> What is needed:
Word for word, restate every line of the material.

(Data extracted from a collection)
▬▬▬▬▬▬

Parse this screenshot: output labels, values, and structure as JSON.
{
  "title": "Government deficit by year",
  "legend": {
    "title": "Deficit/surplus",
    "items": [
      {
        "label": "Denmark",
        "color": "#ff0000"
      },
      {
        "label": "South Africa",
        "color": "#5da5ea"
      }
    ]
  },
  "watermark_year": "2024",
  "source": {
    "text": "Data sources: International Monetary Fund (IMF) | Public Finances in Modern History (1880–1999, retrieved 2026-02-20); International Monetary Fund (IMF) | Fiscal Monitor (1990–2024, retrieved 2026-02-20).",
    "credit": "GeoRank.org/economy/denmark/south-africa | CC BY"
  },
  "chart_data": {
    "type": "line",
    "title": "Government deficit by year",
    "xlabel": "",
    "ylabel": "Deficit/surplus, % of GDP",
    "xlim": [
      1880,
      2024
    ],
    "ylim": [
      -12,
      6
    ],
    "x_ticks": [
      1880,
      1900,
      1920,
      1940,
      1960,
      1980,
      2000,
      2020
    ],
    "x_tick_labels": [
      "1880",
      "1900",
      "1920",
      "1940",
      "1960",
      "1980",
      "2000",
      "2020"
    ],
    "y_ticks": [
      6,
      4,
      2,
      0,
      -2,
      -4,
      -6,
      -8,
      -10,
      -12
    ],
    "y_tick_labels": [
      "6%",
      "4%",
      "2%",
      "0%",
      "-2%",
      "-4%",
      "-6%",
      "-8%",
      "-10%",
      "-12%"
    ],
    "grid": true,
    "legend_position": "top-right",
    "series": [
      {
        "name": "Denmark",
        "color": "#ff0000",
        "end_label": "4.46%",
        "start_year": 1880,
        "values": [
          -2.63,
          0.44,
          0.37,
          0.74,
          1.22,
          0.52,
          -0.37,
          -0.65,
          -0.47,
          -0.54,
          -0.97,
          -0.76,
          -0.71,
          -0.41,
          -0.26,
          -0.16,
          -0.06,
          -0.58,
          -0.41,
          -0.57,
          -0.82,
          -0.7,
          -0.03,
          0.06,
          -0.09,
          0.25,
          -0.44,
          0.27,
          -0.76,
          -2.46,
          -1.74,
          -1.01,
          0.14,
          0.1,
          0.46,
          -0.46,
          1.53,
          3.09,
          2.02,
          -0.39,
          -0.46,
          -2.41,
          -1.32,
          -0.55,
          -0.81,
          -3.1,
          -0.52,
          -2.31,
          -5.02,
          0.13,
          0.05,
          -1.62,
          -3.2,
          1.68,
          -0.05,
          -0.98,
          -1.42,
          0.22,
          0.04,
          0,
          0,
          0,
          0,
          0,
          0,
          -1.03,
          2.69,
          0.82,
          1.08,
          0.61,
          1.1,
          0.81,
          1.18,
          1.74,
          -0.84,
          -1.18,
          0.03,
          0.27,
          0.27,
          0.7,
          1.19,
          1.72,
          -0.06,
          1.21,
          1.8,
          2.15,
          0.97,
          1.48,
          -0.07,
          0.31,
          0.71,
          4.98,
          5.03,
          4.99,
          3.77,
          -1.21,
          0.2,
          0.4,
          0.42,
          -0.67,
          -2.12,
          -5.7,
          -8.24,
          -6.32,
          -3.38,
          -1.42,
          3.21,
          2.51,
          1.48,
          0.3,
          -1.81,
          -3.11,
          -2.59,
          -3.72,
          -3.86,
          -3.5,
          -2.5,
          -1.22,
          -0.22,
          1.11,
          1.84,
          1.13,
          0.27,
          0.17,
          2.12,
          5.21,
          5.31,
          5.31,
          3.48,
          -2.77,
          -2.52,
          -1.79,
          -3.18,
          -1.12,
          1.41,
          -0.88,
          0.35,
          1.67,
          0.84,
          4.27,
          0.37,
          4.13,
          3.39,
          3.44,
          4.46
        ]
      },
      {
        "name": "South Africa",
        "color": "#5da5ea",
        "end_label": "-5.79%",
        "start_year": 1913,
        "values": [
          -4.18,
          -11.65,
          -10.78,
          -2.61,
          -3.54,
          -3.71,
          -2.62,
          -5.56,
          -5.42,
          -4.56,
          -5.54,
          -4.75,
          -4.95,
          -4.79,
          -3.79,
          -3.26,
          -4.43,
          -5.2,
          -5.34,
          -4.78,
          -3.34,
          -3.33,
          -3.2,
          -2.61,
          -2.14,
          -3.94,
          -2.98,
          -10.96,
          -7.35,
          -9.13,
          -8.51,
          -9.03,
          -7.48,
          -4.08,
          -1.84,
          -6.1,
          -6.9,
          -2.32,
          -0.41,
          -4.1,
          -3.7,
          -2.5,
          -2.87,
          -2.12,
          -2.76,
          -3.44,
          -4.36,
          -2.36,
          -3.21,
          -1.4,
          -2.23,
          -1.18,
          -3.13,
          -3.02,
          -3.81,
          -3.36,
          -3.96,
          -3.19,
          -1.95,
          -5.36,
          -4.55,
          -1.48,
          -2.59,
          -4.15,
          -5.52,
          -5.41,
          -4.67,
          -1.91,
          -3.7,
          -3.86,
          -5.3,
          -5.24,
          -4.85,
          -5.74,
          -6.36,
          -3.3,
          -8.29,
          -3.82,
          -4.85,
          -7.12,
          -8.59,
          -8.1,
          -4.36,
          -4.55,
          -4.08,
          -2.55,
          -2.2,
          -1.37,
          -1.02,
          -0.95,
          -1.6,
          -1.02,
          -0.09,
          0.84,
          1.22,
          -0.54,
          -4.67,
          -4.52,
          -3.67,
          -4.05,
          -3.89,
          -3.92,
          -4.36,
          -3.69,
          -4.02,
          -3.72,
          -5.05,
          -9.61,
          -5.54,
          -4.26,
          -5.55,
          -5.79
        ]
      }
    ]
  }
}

▬▬▬▬▬▬

> Problem solution:
Parse this screenshot: output labels, values, and structure as JSON.
{
  "title": "Government deficit by year",
  "legend": {
    "title": "Deficit/surplus",
    "items": [
      {
        "label": "Denmark",
        "color": "#ff0000"
      },
      {
        "label": "South Africa",
        "color": "#5da5ea"
      }
    ]
  },
  "watermark_year": "2024",
  "source": {
    "text": "Data sources: International Monetary Fund (IMF) | Public Finances in Modern History (1880–1999, retrieved 2026-02-20); International Monetary Fund (IMF) | Fiscal Monitor (1990–2024, retrieved 2026-02-20).",
    "credit": "GeoRank.org/economy/denmark/south-africa | CC BY"
  },
  "chart_data": {
    "type": "line",
    "title": "Government deficit by year",
    "xlabel": "",
    "ylabel": "Deficit/surplus, % of GDP",
    "xlim": [
      1880,
      2024
    ],
    "ylim": [
      -12,
      6
    ],
    "x_ticks": [
      1880,
      1900,
      1920,
      1940,
      1960,
      1980,
      2000,
      2020
    ],
    "x_tick_labels": [
      "1880",
      "1900",
      "1920",
      "1940",
      "1960",
      "1980",
      "2000",
      "2020"
    ],
    "y_ticks": [
      6,
      4,
      2,
      0,
      -2,
      -4,
      -6,
      -8,
      -10,
      -12
    ],
    "y_tick_labels": [
      "6%",
      "4%",
      "2%",
      "0%",
      "-2%",
      "-4%",
      "-6%",
      "-8%",
      "-10%",
      "-12%"
    ],
    "grid": true,
    "legend_position": "top-right",
    "series": [
      {
        "name": "Denmark",
        "color": "#ff0000",
        "end_label": "4.46%",
        "start_year": 1880,
        "values": [
          -2.63,
          0.44,
          0.37,
          0.74,
          1.22,
          0.52,
          -0.37,
          -0.65,
          -0.47,
          -0.54,
          -0.97,
          -0.76,
          -0.71,
          -0.41,
          -0.26,
          -0.16,
          -0.06,
          -0.58,
          -0.41,
          -0.57,
          -0.82,
          -0.7,
          -0.03,
          0.06,
          -0.09,
          0.25,
          -0.44,
          0.27,
          -0.76,
          -2.46,
          -1.74,
          -1.01,
          0.14,
          0.1,
          0.46,
          -0.46,
          1.53,
          3.09,
          2.02,
          -0.39,
          -0.46,
          -2.41,
          -1.32,
          -0.55,
          -0.81,
          -3.1,
          -0.52,
          -2.31,
          -5.02,
          0.13,
          0.05,
          -1.62,
          -3.2,
          1.68,
          -0.05,
          -0.98,
          -1.42,
          0.22,
          0.04,
          0,
          0,
          0,
          0,
          0,
          0,
          -1.03,
          2.69,
          0.82,
          1.08,
          0.61,
          1.1,
          0.81,
          1.18,
          1.74,
          -0.84,
          -1.18,
          0.03,
          0.27,
          0.27,
          0.7,
          1.19,
          1.72,
          -0.06,
          1.21,
          1.8,
          2.15,
          0.97,
          1.48,
          -0.07,
          0.31,
          0.71,
          4.98,
          5.03,
          4.99,
          3.77,
          -1.21,
          0.2,
          0.4,
          0.42,
          -0.67,
          -2.12,
          -5.7,
          -8.24,
          -6.32,
          -3.38,
          -1.42,
          3.21,
          2.51,
          1.48,
          0.3,
          -1.81,
          -3.11,
          -2.59,
          -3.72,
          -3.86,
          -3.5,
          -2.5,
          -1.22,
          -0.22,
          1.11,
          1.84,
          1.13,
          0.27,
          0.17,
          2.12,
          5.21,
          5.31,
          5.31,
          3.48,
          -2.77,
          -2.52,
          -1.79,
          -3.18,
          -1.12,
          1.41,
          -0.88,
          0.35,
          1.67,
          0.84,
          4.27,
          0.37,
          4.13,
          3.39,
          3.44,
          4.46
        ]
      },
      {
        "name": "South Africa",
        "color": "#5da5ea",
        "end_label": "-5.79%",
        "start_year": 1913,
        "values": [
          -4.18,
          -11.65,
          -10.78,
          -2.61,
          -3.54,
          -3.71,
          -2.62,
          -5.56,
          -5.42,
          -4.56,
          -5.54,
          -4.75,
          -4.95,
          -4.79,
          -3.79,
          -3.26,
          -4.43,
          -5.2,
          -5.34,
          -4.78,
          -3.34,
          -3.33,
          -3.2,
          -2.61,
          -2.14,
          -3.94,
          -2.98,
          -10.96,
          -7.35,
          -9.13,
          -8.51,
          -9.03,
          -7.48,
          -4.08,
          -1.84,
          -6.1,
          -6.9,
          -2.32,
          -0.41,
          -4.1,
          -3.7,
          -2.5,
          -2.87,
          -2.12,
          -2.76,
          -3.44,
          -4.36,
          -2.36,
          -3.21,
          -1.4,
          -2.23,
          -1.18,
          -3.13,
          -3.02,
          -3.81,
          -3.36,
          -3.96,
          -3.19,
          -1.95,
          -5.36,
          -4.55,
          -1.48,
          -2.59,
          -4.15,
          -5.52,
          -5.41,
          -4.67,
          -1.91,
          -3.7,
          -3.86,
          -5.3,
          -5.24,
          -4.85,
          -5.74,
          -6.36,
          -3.3,
          -8.29,
          -3.82,
          -4.85,
          -7.12,
          -8.59,
          -8.1,
          -4.36,
          -4.55,
          -4.08,
          -2.55,
          -2.2,
          -1.37,
          -1.02,
          -0.95,
          -1.6,
          -1.02,
          -0.09,
          0.84,
          1.22,
          -0.54,
          -4.67,
          -4.52,
          -3.67,
          -4.05,
          -3.89,
          -3.92,
          -4.36,
          -3.69,
          -4.02,
          -3.72,
          -5.05,
          -9.61,
          -5.54,
          -4.26,
          -5.55,
          -5.79
        ]
      }
    ]
  }
}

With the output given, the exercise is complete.